-- Begin RECORD SET --

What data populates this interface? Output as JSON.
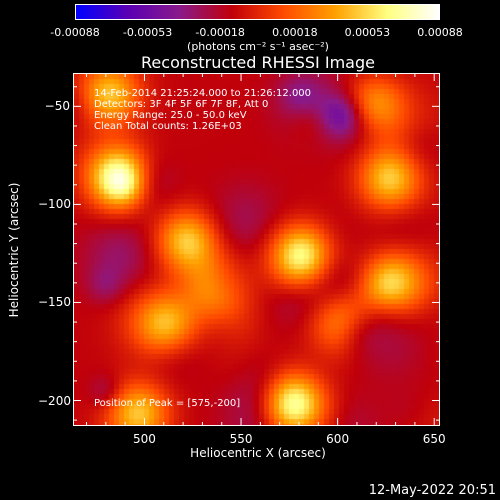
{
  "colorbar": {
    "tick_labels": [
      "-0.00088",
      "-0.00053",
      "-0.00018",
      "0.00018",
      "0.00053",
      "0.00088"
    ],
    "tick_values": [
      -0.00088,
      -0.00053,
      -0.00018,
      0.00018,
      0.00053,
      0.00088
    ],
    "units": "(photons cm⁻² s⁻¹ asec⁻²)",
    "range": [
      -0.00088,
      0.00088
    ],
    "colors": [
      "#0000ff",
      "#5a00b4",
      "#8a1a8a",
      "#c0000a",
      "#ff4a00",
      "#ffa000",
      "#ffff80",
      "#ffffff"
    ]
  },
  "chart_data": {
    "type": "heatmap",
    "title": "Reconstructed RHESSI Image",
    "xlabel": "Heliocentric X (arcsec)",
    "ylabel": "Heliocentric Y (arcsec)",
    "xlim": [
      463,
      653
    ],
    "ylim": [
      -213,
      -33
    ],
    "xticks": [
      500,
      550,
      600,
      650
    ],
    "yticks": [
      -50,
      -100,
      -150,
      -200
    ],
    "xtick_labels": [
      "500",
      "550",
      "600",
      "650"
    ],
    "ytick_labels": [
      "−50",
      "−100",
      "−150",
      "−200"
    ],
    "peak": [
      575,
      -200
    ],
    "bright_regions": [
      {
        "x": 485,
        "y": -85,
        "intensity": 0.00088
      },
      {
        "x": 480,
        "y": -42,
        "intensity": 0.0006
      },
      {
        "x": 580,
        "y": -125,
        "intensity": 0.00085
      },
      {
        "x": 625,
        "y": -140,
        "intensity": 0.00075
      },
      {
        "x": 535,
        "y": -140,
        "intensity": 0.0005
      },
      {
        "x": 575,
        "y": -200,
        "intensity": 0.00088
      },
      {
        "x": 625,
        "y": -85,
        "intensity": 0.0006
      },
      {
        "x": 615,
        "y": -45,
        "intensity": 0.00045
      },
      {
        "x": 510,
        "y": -160,
        "intensity": 0.0005
      },
      {
        "x": 495,
        "y": -205,
        "intensity": 0.0006
      },
      {
        "x": 520,
        "y": -117,
        "intensity": 0.0006
      },
      {
        "x": 600,
        "y": -160,
        "intensity": 0.0004
      }
    ]
  },
  "annotations": {
    "line1": "14-Feb-2014 21:25:24.000 to 21:26:12.000",
    "line2": "Detectors: 3F 4F 5F 6F 7F 8F, Att 0",
    "line3": "Energy Range: 25.0 - 50.0 keV",
    "line4": "Clean    Total counts: 1.26E+03",
    "peak_label": "Position of Peak = [575,-200]"
  },
  "timestamp": "12-May-2022 20:51"
}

-- End RECORD SET --

WHAT THIS TASK INVOLVES - Your answer should be one number: the count of lines in the data above that include the word "arcsec".

EXPECTED ANSWER - 2